Each line of the listing must be transcribed exactly, except for the images, which should be excluded.

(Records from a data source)
_ _ _ _

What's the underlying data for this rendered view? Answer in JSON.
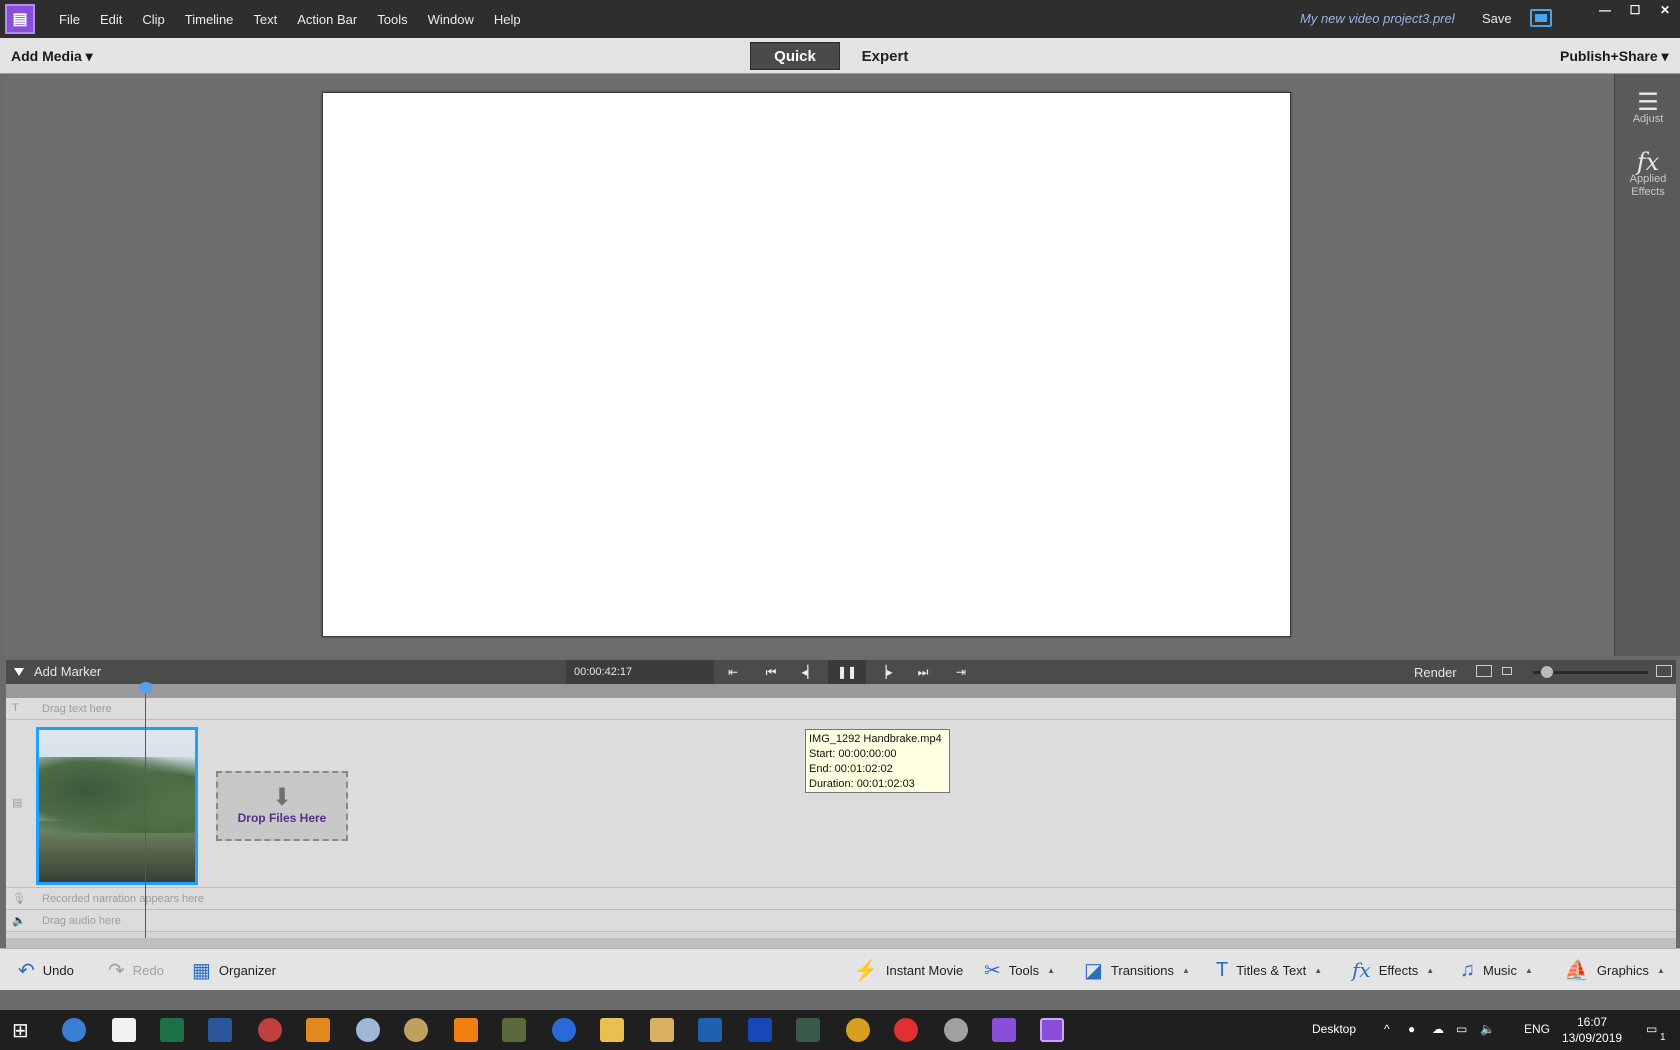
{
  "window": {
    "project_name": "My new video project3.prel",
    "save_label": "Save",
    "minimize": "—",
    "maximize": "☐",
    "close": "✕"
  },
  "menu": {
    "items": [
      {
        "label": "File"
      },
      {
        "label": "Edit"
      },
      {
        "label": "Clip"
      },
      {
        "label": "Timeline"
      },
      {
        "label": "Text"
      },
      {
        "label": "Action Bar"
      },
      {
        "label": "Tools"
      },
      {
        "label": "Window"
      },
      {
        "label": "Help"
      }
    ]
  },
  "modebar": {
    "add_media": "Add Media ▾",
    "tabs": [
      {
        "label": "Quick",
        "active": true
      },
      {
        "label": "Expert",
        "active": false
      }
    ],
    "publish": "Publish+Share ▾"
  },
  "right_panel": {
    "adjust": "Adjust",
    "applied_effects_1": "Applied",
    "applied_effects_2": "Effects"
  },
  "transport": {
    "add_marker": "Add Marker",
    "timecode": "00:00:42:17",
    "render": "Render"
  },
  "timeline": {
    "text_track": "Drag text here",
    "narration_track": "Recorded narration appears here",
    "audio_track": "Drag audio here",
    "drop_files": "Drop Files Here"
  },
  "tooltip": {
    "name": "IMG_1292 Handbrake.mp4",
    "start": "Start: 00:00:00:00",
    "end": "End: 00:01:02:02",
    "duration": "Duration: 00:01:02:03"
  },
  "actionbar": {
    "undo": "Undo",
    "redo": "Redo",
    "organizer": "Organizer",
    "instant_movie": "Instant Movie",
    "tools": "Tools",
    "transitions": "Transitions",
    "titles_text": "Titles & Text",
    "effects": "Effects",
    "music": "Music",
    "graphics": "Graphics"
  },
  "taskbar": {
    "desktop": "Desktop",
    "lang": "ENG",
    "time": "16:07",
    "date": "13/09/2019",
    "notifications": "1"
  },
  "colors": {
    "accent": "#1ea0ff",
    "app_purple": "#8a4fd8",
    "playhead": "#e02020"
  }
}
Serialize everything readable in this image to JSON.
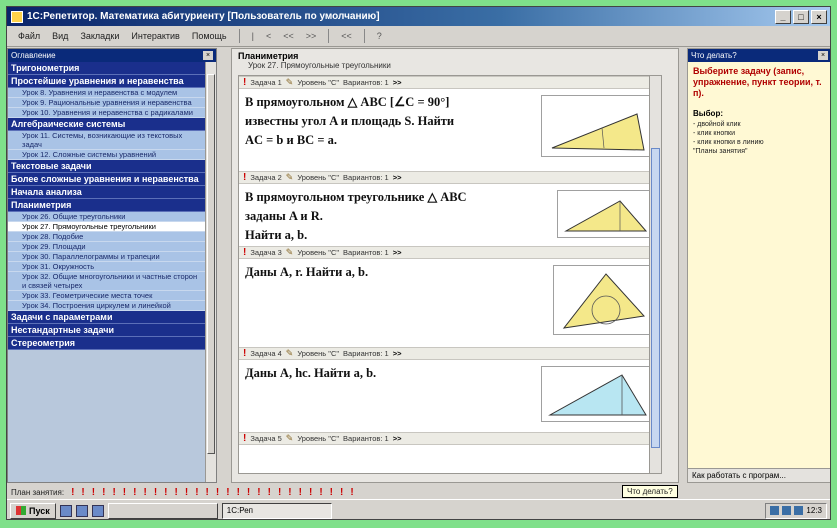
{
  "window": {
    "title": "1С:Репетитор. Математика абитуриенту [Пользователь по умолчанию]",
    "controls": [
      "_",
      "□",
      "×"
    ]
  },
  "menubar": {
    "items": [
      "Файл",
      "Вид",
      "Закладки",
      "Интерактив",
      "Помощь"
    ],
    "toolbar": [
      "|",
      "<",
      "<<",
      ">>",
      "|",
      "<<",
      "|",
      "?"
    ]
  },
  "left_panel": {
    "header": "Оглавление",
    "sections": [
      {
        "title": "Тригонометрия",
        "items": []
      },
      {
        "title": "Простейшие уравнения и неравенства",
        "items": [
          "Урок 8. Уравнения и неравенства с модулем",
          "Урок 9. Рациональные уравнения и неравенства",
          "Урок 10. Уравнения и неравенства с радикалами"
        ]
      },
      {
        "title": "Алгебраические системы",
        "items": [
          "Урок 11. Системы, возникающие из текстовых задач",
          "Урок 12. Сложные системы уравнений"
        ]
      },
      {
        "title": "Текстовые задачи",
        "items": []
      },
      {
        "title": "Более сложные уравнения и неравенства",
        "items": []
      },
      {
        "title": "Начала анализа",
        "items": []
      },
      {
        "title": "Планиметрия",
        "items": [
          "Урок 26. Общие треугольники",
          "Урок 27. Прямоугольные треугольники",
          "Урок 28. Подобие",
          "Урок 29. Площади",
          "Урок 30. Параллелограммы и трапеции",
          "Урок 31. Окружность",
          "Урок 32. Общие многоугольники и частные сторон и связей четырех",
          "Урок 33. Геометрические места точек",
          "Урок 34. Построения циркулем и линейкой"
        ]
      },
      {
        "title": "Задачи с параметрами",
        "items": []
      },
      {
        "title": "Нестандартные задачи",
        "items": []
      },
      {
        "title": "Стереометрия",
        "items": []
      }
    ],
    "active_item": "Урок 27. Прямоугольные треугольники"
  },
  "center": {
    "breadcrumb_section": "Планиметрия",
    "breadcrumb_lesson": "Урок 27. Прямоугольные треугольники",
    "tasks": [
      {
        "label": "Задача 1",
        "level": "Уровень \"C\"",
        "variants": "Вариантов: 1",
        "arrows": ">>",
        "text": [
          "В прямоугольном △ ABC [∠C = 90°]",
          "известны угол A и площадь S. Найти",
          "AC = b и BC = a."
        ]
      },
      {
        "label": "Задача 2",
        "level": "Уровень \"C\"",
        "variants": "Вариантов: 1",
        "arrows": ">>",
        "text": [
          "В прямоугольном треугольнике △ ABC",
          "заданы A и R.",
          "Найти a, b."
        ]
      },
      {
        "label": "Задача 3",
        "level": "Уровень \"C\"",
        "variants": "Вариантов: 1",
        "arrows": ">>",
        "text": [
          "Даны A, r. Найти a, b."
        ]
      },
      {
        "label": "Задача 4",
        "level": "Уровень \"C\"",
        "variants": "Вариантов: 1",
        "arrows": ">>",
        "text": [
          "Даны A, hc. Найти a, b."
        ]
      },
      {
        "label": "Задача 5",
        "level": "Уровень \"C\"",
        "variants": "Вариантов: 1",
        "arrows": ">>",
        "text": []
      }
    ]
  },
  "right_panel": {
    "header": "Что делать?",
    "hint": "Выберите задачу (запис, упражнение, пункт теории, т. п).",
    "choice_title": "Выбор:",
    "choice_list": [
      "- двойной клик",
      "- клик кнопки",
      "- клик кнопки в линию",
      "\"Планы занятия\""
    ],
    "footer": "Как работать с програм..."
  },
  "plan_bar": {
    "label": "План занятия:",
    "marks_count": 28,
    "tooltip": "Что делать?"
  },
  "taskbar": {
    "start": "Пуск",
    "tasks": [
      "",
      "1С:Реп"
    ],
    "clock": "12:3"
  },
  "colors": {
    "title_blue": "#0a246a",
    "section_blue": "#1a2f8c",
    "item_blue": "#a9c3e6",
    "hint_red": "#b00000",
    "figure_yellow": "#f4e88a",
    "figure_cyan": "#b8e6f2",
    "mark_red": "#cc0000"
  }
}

_ _ _ _

Solution to this exercise.
What's the underlying data for this rendered view? Answer in JSON.
{
  "window": {
    "project_name": "My new video project3.prel",
    "save_label": "Save",
    "minimize": "—",
    "maximize": "☐",
    "close": "✕"
  },
  "menu": {
    "items": [
      {
        "label": "File"
      },
      {
        "label": "Edit"
      },
      {
        "label": "Clip"
      },
      {
        "label": "Timeline"
      },
      {
        "label": "Text"
      },
      {
        "label": "Action Bar"
      },
      {
        "label": "Tools"
      },
      {
        "label": "Window"
      },
      {
        "label": "Help"
      }
    ]
  },
  "modebar": {
    "add_media": "Add Media ▾",
    "tabs": [
      {
        "label": "Quick",
        "active": true
      },
      {
        "label": "Expert",
        "active": false
      }
    ],
    "publish": "Publish+Share ▾"
  },
  "right_panel": {
    "adjust": "Adjust",
    "applied_effects_1": "Applied",
    "applied_effects_2": "Effects"
  },
  "transport": {
    "add_marker": "Add Marker",
    "timecode": "00:00:42:17",
    "render": "Render"
  },
  "timeline": {
    "text_track": "Drag text here",
    "narration_track": "Recorded narration appears here",
    "audio_track": "Drag audio here",
    "drop_files": "Drop Files Here"
  },
  "tooltip": {
    "name": "IMG_1292 Handbrake.mp4",
    "start": "Start: 00:00:00:00",
    "end": "End: 00:01:02:02",
    "duration": "Duration: 00:01:02:03"
  },
  "actionbar": {
    "undo": "Undo",
    "redo": "Redo",
    "organizer": "Organizer",
    "instant_movie": "Instant Movie",
    "tools": "Tools",
    "transitions": "Transitions",
    "titles_text": "Titles & Text",
    "effects": "Effects",
    "music": "Music",
    "graphics": "Graphics"
  },
  "taskbar": {
    "desktop": "Desktop",
    "lang": "ENG",
    "time": "16:07",
    "date": "13/09/2019",
    "notifications": "1"
  },
  "colors": {
    "accent": "#1ea0ff",
    "app_purple": "#8a4fd8",
    "playhead": "#e02020"
  }
}
Serialize everything readable in this image to JSON.
{
  "window": {
    "title": "1С:Репетитор. Математика абитуриенту [Пользователь по умолчанию]",
    "controls": [
      "_",
      "□",
      "×"
    ]
  },
  "menubar": {
    "items": [
      "Файл",
      "Вид",
      "Закладки",
      "Интерактив",
      "Помощь"
    ],
    "toolbar": [
      "|",
      "<",
      "<<",
      ">>",
      "|",
      "<<",
      "|",
      "?"
    ]
  },
  "left_panel": {
    "header": "Оглавление",
    "sections": [
      {
        "title": "Тригонометрия",
        "items": []
      },
      {
        "title": "Простейшие уравнения и неравенства",
        "items": [
          "Урок 8. Уравнения и неравенства с модулем",
          "Урок 9. Рациональные уравнения и неравенства",
          "Урок 10. Уравнения и неравенства с радикалами"
        ]
      },
      {
        "title": "Алгебраические системы",
        "items": [
          "Урок 11. Системы, возникающие из текстовых задач",
          "Урок 12. Сложные системы уравнений"
        ]
      },
      {
        "title": "Текстовые задачи",
        "items": []
      },
      {
        "title": "Более сложные уравнения и неравенства",
        "items": []
      },
      {
        "title": "Начала анализа",
        "items": []
      },
      {
        "title": "Планиметрия",
        "items": [
          "Урок 26. Общие треугольники",
          "Урок 27. Прямоугольные треугольники",
          "Урок 28. Подобие",
          "Урок 29. Площади",
          "Урок 30. Параллелограммы и трапеции",
          "Урок 31. Окружность",
          "Урок 32. Общие многоугольники и частные сторон и связей четырех",
          "Урок 33. Геометрические места точек",
          "Урок 34. Построения циркулем и линейкой"
        ]
      },
      {
        "title": "Задачи с параметрами",
        "items": []
      },
      {
        "title": "Нестандартные задачи",
        "items": []
      },
      {
        "title": "Стереометрия",
        "items": []
      }
    ],
    "active_item": "Урок 27. Прямоугольные треугольники"
  },
  "center": {
    "breadcrumb_section": "Планиметрия",
    "breadcrumb_lesson": "Урок 27. Прямоугольные треугольники",
    "tasks": [
      {
        "label": "Задача 1",
        "level": "Уровень \"C\"",
        "variants": "Вариантов: 1",
        "arrows": ">>",
        "text": [
          "В прямоугольном △ ABC [∠C = 90°]",
          "известны угол A и площадь S. Найти",
          "AC = b и BC = a."
        ]
      },
      {
        "label": "Задача 2",
        "level": "Уровень \"C\"",
        "variants": "Вариантов: 1",
        "arrows": ">>",
        "text": [
          "В прямоугольном треугольнике △ ABC",
          "заданы A и R.",
          "Найти a, b."
        ]
      },
      {
        "label": "Задача 3",
        "level": "Уровень \"C\"",
        "variants": "Вариантов: 1",
        "arrows": ">>",
        "text": [
          "Даны A, r. Найти a, b."
        ]
      },
      {
        "label": "Задача 4",
        "level": "Уровень \"C\"",
        "variants": "Вариантов: 1",
        "arrows": ">>",
        "text": [
          "Даны A, hc. Найти a, b."
        ]
      },
      {
        "label": "Задача 5",
        "level": "Уровень \"C\"",
        "variants": "Вариантов: 1",
        "arrows": ">>",
        "text": []
      }
    ]
  },
  "right_panel": {
    "header": "Что делать?",
    "hint": "Выберите задачу (запис, упражнение, пункт теории, т. п).",
    "choice_title": "Выбор:",
    "choice_list": [
      "- двойной клик",
      "- клик кнопки",
      "- клик кнопки в линию",
      "\"Планы занятия\""
    ],
    "footer": "Как работать с програм..."
  },
  "plan_bar": {
    "label": "План занятия:",
    "marks_count": 28,
    "tooltip": "Что делать?"
  },
  "taskbar": {
    "start": "Пуск",
    "tasks": [
      "",
      "1С:Реп"
    ],
    "clock": "12:3"
  },
  "colors": {
    "title_blue": "#0a246a",
    "section_blue": "#1a2f8c",
    "item_blue": "#a9c3e6",
    "hint_red": "#b00000",
    "figure_yellow": "#f4e88a",
    "figure_cyan": "#b8e6f2",
    "mark_red": "#cc0000"
  }
}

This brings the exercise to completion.